══ Stored data

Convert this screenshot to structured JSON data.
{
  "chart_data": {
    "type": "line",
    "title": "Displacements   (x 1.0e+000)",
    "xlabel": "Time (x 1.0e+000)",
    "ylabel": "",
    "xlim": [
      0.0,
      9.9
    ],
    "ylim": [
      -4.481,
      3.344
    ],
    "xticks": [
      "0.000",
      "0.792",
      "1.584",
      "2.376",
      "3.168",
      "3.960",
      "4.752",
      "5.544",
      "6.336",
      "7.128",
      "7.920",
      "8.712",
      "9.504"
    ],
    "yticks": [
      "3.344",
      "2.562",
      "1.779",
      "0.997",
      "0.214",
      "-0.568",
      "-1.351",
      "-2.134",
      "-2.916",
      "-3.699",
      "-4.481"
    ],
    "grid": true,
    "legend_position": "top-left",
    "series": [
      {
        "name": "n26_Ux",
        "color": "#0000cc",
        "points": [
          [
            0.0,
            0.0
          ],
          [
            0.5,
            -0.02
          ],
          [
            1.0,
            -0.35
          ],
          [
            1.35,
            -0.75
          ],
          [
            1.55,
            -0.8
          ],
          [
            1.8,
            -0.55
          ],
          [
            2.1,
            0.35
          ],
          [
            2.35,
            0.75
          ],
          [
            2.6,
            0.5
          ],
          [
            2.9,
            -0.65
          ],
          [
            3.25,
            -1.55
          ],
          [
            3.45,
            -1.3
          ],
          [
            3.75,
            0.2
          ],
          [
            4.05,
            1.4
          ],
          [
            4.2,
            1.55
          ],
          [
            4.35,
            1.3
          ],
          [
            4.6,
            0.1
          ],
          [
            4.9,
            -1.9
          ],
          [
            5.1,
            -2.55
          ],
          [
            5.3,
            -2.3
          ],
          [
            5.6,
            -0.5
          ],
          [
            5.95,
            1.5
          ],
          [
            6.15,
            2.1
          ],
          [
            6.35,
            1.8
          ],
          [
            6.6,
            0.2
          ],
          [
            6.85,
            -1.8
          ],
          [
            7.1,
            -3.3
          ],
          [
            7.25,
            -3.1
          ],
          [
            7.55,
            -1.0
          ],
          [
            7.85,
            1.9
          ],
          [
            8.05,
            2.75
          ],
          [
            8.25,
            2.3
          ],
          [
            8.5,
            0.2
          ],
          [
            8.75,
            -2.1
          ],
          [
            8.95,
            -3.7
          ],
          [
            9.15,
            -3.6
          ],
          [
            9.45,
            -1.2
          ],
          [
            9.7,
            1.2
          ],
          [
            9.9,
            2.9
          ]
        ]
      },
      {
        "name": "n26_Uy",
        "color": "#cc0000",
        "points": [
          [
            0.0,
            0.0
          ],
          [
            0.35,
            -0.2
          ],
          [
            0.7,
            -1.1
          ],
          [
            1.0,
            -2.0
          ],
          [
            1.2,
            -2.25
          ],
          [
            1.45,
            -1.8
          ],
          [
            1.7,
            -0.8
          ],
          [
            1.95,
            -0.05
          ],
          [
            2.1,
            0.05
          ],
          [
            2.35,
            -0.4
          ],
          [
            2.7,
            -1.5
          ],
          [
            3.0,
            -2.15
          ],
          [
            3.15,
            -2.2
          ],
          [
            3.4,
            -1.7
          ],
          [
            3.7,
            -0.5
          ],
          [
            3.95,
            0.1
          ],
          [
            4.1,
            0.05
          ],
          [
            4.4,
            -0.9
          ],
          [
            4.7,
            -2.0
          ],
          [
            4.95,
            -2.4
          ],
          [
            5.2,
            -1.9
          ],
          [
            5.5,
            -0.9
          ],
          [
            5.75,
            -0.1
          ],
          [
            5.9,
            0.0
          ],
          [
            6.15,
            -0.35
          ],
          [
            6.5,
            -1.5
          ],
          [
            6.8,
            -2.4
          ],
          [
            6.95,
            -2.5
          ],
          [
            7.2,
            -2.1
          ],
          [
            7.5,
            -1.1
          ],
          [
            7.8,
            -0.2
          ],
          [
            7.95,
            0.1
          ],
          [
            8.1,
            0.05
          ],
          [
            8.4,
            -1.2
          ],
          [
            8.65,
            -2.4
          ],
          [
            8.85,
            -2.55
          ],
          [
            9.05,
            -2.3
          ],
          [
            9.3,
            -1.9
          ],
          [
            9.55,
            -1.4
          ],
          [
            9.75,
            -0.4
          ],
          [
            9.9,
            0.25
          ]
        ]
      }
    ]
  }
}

════

→ Stated problem
Set all of the records down again, exactly as they stand.

→ Answer for this exercise
Convert this screenshot to structured JSON data.
{
  "chart_data": {
    "type": "line",
    "title": "Displacements   (x 1.0e+000)",
    "xlabel": "Time (x 1.0e+000)",
    "ylabel": "",
    "xlim": [
      0.0,
      9.9
    ],
    "ylim": [
      -4.481,
      3.344
    ],
    "xticks": [
      "0.000",
      "0.792",
      "1.584",
      "2.376",
      "3.168",
      "3.960",
      "4.752",
      "5.544",
      "6.336",
      "7.128",
      "7.920",
      "8.712",
      "9.504"
    ],
    "yticks": [
      "3.344",
      "2.562",
      "1.779",
      "0.997",
      "0.214",
      "-0.568",
      "-1.351",
      "-2.134",
      "-2.916",
      "-3.699",
      "-4.481"
    ],
    "grid": true,
    "legend_position": "top-left",
    "series": [
      {
        "name": "n26_Ux",
        "color": "#0000cc",
        "points": [
          [
            0.0,
            0.0
          ],
          [
            0.5,
            -0.02
          ],
          [
            1.0,
            -0.35
          ],
          [
            1.35,
            -0.75
          ],
          [
            1.55,
            -0.8
          ],
          [
            1.8,
            -0.55
          ],
          [
            2.1,
            0.35
          ],
          [
            2.35,
            0.75
          ],
          [
            2.6,
            0.5
          ],
          [
            2.9,
            -0.65
          ],
          [
            3.25,
            -1.55
          ],
          [
            3.45,
            -1.3
          ],
          [
            3.75,
            0.2
          ],
          [
            4.05,
            1.4
          ],
          [
            4.2,
            1.55
          ],
          [
            4.35,
            1.3
          ],
          [
            4.6,
            0.1
          ],
          [
            4.9,
            -1.9
          ],
          [
            5.1,
            -2.55
          ],
          [
            5.3,
            -2.3
          ],
          [
            5.6,
            -0.5
          ],
          [
            5.95,
            1.5
          ],
          [
            6.15,
            2.1
          ],
          [
            6.35,
            1.8
          ],
          [
            6.6,
            0.2
          ],
          [
            6.85,
            -1.8
          ],
          [
            7.1,
            -3.3
          ],
          [
            7.25,
            -3.1
          ],
          [
            7.55,
            -1.0
          ],
          [
            7.85,
            1.9
          ],
          [
            8.05,
            2.75
          ],
          [
            8.25,
            2.3
          ],
          [
            8.5,
            0.2
          ],
          [
            8.75,
            -2.1
          ],
          [
            8.95,
            -3.7
          ],
          [
            9.15,
            -3.6
          ],
          [
            9.45,
            -1.2
          ],
          [
            9.7,
            1.2
          ],
          [
            9.9,
            2.9
          ]
        ]
      },
      {
        "name": "n26_Uy",
        "color": "#cc0000",
        "points": [
          [
            0.0,
            0.0
          ],
          [
            0.35,
            -0.2
          ],
          [
            0.7,
            -1.1
          ],
          [
            1.0,
            -2.0
          ],
          [
            1.2,
            -2.25
          ],
          [
            1.45,
            -1.8
          ],
          [
            1.7,
            -0.8
          ],
          [
            1.95,
            -0.05
          ],
          [
            2.1,
            0.05
          ],
          [
            2.35,
            -0.4
          ],
          [
            2.7,
            -1.5
          ],
          [
            3.0,
            -2.15
          ],
          [
            3.15,
            -2.2
          ],
          [
            3.4,
            -1.7
          ],
          [
            3.7,
            -0.5
          ],
          [
            3.95,
            0.1
          ],
          [
            4.1,
            0.05
          ],
          [
            4.4,
            -0.9
          ],
          [
            4.7,
            -2.0
          ],
          [
            4.95,
            -2.4
          ],
          [
            5.2,
            -1.9
          ],
          [
            5.5,
            -0.9
          ],
          [
            5.75,
            -0.1
          ],
          [
            5.9,
            0.0
          ],
          [
            6.15,
            -0.35
          ],
          [
            6.5,
            -1.5
          ],
          [
            6.8,
            -2.4
          ],
          [
            6.95,
            -2.5
          ],
          [
            7.2,
            -2.1
          ],
          [
            7.5,
            -1.1
          ],
          [
            7.8,
            -0.2
          ],
          [
            7.95,
            0.1
          ],
          [
            8.1,
            0.05
          ],
          [
            8.4,
            -1.2
          ],
          [
            8.65,
            -2.4
          ],
          [
            8.85,
            -2.55
          ],
          [
            9.05,
            -2.3
          ],
          [
            9.3,
            -1.9
          ],
          [
            9.55,
            -1.4
          ],
          [
            9.75,
            -0.4
          ],
          [
            9.9,
            0.25
          ]
        ]
      }
    ]
  }
}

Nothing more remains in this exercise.